::: Material :::

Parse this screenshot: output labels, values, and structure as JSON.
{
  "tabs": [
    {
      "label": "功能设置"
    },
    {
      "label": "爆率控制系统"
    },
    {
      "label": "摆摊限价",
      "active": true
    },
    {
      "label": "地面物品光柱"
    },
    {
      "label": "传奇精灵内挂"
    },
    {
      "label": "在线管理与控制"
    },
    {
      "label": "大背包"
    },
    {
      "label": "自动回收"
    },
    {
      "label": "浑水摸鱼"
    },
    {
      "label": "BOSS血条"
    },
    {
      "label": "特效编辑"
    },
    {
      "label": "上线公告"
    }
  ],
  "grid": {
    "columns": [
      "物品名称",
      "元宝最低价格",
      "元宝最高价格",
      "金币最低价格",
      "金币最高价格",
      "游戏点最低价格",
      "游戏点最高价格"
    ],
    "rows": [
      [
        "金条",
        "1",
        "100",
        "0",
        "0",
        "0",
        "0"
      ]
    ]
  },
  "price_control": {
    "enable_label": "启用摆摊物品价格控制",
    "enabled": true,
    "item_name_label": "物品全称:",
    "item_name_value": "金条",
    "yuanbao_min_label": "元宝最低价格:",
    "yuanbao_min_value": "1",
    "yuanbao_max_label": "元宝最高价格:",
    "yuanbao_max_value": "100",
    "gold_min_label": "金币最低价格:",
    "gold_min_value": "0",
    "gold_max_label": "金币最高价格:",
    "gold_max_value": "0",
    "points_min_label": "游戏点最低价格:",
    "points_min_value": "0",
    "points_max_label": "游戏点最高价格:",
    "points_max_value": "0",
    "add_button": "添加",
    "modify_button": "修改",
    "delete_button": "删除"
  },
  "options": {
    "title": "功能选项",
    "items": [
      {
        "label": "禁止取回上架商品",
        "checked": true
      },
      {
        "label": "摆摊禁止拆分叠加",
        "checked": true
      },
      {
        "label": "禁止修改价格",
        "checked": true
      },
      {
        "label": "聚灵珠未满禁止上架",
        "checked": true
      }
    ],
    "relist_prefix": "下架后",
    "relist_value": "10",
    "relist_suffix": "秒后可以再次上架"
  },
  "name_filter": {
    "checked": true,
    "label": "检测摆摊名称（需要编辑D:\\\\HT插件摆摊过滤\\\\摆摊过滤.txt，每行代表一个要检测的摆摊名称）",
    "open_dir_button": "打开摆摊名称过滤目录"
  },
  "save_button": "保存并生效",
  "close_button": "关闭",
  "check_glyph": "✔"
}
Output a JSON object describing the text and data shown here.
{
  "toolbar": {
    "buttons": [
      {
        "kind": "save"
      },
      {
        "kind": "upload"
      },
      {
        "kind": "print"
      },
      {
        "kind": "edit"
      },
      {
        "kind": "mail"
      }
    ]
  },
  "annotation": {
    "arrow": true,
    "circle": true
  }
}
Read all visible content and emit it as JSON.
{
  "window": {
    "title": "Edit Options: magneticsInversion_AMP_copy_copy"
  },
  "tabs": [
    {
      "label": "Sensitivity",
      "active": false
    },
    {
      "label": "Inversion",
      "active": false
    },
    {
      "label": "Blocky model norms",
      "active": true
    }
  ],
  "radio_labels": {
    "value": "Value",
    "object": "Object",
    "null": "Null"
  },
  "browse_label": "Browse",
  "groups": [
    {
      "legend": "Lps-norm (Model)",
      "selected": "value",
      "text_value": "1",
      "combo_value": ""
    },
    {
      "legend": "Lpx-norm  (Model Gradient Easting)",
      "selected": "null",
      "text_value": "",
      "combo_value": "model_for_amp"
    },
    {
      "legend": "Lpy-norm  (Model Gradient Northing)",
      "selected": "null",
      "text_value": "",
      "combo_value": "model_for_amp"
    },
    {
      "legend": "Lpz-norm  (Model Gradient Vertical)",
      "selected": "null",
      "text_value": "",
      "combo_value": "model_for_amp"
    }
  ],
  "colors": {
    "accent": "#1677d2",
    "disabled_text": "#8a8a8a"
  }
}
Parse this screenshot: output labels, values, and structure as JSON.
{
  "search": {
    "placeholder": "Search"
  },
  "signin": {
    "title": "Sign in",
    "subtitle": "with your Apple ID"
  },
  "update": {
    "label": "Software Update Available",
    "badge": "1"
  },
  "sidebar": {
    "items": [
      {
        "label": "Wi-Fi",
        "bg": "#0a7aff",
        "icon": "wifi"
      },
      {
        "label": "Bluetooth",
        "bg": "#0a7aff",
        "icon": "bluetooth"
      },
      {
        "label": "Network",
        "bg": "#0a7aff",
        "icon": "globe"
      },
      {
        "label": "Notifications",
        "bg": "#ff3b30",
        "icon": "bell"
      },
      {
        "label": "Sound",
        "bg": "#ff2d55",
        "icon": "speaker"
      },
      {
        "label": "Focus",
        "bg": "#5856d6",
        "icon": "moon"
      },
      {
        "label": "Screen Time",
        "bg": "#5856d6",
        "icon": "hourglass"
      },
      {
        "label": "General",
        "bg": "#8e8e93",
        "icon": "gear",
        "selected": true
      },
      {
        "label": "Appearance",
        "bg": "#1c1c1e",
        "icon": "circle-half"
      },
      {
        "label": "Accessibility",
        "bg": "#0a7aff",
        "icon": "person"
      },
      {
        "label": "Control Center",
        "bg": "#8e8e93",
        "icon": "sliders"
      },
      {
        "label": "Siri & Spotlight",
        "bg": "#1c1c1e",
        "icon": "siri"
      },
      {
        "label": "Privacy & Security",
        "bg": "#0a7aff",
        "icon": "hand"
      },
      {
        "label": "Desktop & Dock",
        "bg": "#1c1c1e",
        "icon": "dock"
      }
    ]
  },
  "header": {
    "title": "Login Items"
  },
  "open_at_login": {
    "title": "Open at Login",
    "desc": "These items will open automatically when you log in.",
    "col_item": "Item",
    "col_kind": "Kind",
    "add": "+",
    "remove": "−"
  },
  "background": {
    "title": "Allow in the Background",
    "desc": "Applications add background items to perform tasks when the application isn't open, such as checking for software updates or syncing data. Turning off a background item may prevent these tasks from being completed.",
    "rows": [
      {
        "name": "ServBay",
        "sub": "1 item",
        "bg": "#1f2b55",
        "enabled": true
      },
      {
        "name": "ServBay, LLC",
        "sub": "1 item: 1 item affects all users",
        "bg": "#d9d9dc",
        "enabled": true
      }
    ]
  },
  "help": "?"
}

:::

> [What to work on]: Keep only those lines of the records that hold "data", and return them.

> [Response to this exercise]:
Output a JSON object describing the text and data shown here.
    "desc": "Applications add background items to perform tasks when the application isn't open, such as checking for software updates or syncing data. Turning off a background item may prevent these tasks from being completed.",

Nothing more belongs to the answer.